**Stated exercise**
Reproduce exactly the lines from the one containing "Type out the text in this image." through the last line of the data, both ends included.

^^^^^^^^^^^^^^^^

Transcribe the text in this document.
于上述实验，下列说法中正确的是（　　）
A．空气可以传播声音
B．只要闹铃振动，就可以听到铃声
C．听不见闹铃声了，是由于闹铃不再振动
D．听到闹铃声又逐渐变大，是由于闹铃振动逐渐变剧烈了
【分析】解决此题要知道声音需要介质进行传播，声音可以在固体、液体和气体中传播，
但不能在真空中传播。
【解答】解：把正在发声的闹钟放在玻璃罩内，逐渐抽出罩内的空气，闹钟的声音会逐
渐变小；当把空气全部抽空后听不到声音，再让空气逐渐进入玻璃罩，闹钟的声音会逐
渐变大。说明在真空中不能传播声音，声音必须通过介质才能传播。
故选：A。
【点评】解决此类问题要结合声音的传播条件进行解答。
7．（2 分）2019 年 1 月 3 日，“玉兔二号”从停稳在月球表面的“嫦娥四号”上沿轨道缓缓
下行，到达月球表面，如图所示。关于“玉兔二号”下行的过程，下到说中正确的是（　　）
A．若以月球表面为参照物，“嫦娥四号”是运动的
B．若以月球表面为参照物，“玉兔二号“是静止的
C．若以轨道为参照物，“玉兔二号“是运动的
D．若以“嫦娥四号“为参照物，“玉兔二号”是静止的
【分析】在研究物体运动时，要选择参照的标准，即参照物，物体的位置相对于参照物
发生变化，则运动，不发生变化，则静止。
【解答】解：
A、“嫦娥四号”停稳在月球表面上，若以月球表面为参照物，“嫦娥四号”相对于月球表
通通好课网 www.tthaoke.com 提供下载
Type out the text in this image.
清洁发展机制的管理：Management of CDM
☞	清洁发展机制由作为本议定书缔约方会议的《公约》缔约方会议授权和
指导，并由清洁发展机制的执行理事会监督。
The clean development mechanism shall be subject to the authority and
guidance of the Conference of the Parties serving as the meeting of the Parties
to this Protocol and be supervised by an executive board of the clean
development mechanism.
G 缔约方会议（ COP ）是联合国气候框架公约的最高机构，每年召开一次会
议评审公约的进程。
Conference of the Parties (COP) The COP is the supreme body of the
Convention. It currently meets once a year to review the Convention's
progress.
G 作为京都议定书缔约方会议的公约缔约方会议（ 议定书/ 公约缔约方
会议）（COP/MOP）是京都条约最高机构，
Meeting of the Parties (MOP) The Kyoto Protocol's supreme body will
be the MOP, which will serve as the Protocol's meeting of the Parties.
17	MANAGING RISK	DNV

^^^^^^^^^^^^^^^^

**Task output**
Type out the text in this image.
清洁发展机制的管理：Management of CDM
☞	清洁发展机制由作为本议定书缔约方会议的《公约》缔约方会议授权和
指导，并由清洁发展机制的执行理事会监督。
The clean development mechanism shall be subject to the authority and
guidance of the Conference of the Parties serving as the meeting of the Parties
to this Protocol and be supervised by an executive board of the clean
development mechanism.
G 缔约方会议（ COP ）是联合国气候框架公约的最高机构，每年召开一次会
议评审公约的进程。
Conference of the Parties (COP) The COP is the supreme body of the
Convention. It currently meets once a year to review the Convention's
progress.
G 作为京都议定书缔约方会议的公约缔约方会议（ 议定书/ 公约缔约方
会议）（COP/MOP）是京都条约最高机构，
Meeting of the Parties (MOP) The Kyoto Protocol's supreme body will
be the MOP, which will serve as the Protocol's meeting of the Parties.
17	MANAGING RISK	DNV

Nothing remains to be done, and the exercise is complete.